> Dataset content
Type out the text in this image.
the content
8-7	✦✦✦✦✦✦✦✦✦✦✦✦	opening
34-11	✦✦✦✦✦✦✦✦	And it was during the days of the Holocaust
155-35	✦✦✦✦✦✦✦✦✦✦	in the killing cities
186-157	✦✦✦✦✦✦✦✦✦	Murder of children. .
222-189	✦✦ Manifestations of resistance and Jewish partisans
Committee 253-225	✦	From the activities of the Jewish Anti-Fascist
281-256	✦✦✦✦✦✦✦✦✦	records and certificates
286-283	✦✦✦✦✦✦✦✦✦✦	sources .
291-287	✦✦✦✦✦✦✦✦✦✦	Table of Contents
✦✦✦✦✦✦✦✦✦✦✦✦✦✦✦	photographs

> Task prompt
Find every line in the records that contains the word "Jewish"; copy those lines.

> Task output
222-189	✦✦ Manifestations of resistance and Jewish partisans
Committee 253-225	✦	From the activities of the Jewish Anti-Fascist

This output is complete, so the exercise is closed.